- **EJERCICIO BREVE A**:
En el pasaje sobre el Cid, ¿qué declara el Cid ante los moros vencidos al hacerse dueño de Valencia?

########

El relato de los más viejos poetas tiene una inestimable parte histórica. No me refiero a multitud de pormenores de hecho en que la poesía antigua está admirablemente conforme con los sucesos comprobados documentalmente, pues sabido es que la epopeya castellana es la más histórica de todas; me refiero a rasgos generales del carácter del protagonista. Descaminadísimo anda Renán cuando, admitiendo demasiado dócilmente el divorcio entre el Cid poético y el Cid histórico establecido por Dozy, considera que «ningún héroe ha perdido más que éste al pasar de la leyenda a la historia.» Muy al contrario, la historia y la poesía primitiva muestran una rara conformidad caracterizadora. Hemos dicho que el Cid de la realidad fue siempre fiel al rey que le desterró, le respeta siempre, aun cuando el rey llegue al colérico agravio; aun en el momento de mayor éxito personal del héroe, cuando se hace dueño de Valencia por el solo esfuerzo de su brazo y hostilizado por todos, hasta por el mismo Alfonso, declara ante los vencidos moros que la ciudad le pertenece: «salvo el señorío de mi señor el rey Don Alfonso». Lo mismo en el Poema de Mío Cid primitivo, uno de los principales nervios de su poesía, según ya notó F. Wolf, es la lealtad del héroe, a pesar del rigor injusto del monarca.

########

- **EJERCICIO BREVE B**:
Copia los registros desde su comienzo hasta la línea que contiene "series-temperature-argo <box>511 52", ambas incluidas, y cambia "Localize" por "Locate" sin alterar nada más. Entrega solo esas líneas.

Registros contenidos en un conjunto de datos
########

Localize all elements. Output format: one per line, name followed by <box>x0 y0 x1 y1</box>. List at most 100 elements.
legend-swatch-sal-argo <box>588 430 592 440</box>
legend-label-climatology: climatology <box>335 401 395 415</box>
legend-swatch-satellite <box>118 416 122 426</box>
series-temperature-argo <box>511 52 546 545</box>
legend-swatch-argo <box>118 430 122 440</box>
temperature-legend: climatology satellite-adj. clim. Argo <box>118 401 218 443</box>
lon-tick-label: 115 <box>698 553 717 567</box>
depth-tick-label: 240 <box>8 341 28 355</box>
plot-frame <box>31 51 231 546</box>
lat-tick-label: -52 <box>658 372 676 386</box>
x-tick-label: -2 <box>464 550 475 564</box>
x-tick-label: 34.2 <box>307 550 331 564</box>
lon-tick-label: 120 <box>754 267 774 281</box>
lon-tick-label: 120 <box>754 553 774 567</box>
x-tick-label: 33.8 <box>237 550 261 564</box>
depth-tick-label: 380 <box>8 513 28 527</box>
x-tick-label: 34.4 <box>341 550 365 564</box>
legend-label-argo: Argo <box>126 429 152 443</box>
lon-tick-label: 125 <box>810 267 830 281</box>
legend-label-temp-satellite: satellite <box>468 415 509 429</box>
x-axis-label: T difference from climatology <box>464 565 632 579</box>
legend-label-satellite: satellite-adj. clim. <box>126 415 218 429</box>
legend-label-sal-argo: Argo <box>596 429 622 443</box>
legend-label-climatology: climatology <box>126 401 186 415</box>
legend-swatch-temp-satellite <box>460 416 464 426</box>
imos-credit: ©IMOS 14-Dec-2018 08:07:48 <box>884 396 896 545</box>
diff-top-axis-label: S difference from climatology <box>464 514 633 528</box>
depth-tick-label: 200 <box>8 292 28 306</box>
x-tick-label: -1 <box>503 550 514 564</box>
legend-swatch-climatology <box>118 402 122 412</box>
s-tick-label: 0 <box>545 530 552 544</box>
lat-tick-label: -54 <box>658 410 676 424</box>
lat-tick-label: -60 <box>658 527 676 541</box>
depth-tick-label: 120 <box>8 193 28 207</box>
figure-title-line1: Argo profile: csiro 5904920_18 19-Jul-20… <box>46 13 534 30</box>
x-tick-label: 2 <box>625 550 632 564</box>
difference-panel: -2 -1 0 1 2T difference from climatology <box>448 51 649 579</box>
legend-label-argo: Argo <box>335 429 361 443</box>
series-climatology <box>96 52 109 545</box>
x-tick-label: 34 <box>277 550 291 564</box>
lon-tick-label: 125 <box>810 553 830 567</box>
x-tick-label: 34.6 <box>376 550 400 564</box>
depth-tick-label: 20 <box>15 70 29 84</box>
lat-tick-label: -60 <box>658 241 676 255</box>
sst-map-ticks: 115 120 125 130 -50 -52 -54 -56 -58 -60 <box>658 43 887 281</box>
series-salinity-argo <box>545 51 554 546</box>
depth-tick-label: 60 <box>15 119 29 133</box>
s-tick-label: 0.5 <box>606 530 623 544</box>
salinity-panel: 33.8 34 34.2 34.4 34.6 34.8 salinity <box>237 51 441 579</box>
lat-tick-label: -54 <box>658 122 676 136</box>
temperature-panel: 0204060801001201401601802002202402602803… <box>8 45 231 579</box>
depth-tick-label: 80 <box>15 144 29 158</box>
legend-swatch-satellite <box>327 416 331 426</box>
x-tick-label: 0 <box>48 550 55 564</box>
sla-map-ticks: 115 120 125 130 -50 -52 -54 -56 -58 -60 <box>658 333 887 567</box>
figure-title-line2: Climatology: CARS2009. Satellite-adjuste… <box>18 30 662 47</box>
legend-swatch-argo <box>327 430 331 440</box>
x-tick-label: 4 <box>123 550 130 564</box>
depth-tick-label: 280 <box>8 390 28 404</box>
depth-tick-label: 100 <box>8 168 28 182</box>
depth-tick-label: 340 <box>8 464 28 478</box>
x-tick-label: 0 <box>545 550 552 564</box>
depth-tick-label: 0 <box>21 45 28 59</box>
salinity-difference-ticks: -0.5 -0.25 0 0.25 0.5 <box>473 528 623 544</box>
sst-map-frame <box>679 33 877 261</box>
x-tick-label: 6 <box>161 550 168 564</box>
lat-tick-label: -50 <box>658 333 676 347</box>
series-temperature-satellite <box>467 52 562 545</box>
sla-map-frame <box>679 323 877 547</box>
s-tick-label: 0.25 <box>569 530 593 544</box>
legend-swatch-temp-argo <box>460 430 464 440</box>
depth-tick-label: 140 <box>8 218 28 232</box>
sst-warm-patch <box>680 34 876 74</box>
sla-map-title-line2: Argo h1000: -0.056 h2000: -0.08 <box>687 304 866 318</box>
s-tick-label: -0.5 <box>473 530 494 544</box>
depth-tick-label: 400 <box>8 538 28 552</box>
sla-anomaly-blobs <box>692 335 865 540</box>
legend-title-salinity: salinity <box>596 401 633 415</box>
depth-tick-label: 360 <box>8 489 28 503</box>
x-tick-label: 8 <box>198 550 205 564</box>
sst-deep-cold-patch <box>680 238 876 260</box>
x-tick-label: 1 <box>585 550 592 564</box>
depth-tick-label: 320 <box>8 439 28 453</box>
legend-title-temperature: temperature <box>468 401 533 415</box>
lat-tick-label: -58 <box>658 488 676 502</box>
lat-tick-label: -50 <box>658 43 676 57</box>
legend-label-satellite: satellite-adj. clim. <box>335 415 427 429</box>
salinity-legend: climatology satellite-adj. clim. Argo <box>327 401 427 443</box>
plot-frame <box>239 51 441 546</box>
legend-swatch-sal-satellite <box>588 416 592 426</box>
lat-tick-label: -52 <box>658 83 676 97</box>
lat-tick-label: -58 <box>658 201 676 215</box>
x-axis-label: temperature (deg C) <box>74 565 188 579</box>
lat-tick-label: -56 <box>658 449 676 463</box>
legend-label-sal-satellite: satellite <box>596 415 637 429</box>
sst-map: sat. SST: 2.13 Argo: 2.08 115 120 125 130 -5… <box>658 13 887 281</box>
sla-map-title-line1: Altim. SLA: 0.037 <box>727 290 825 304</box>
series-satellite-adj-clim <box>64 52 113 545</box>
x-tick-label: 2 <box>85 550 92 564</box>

########

- **RESPUESTA ESPERADA A**:
Que la ciudad le pertenece, «salvo el señorío de mi señor el rey Don Alfonso».

- **RESPUESTA ESPERADA B**:
Locate all elements. Output format: one per line, name followed by <box>x0 y0 x1 y1</box>. List at most 100 elements.
legend-swatch-sal-argo <box>588 430 592 440</box>
legend-label-climatology: climatology <box>335 401 395 415</box>
legend-swatch-satellite <box>118 416 122 426</box>
series-temperature-argo <box>511 52 546 545</box>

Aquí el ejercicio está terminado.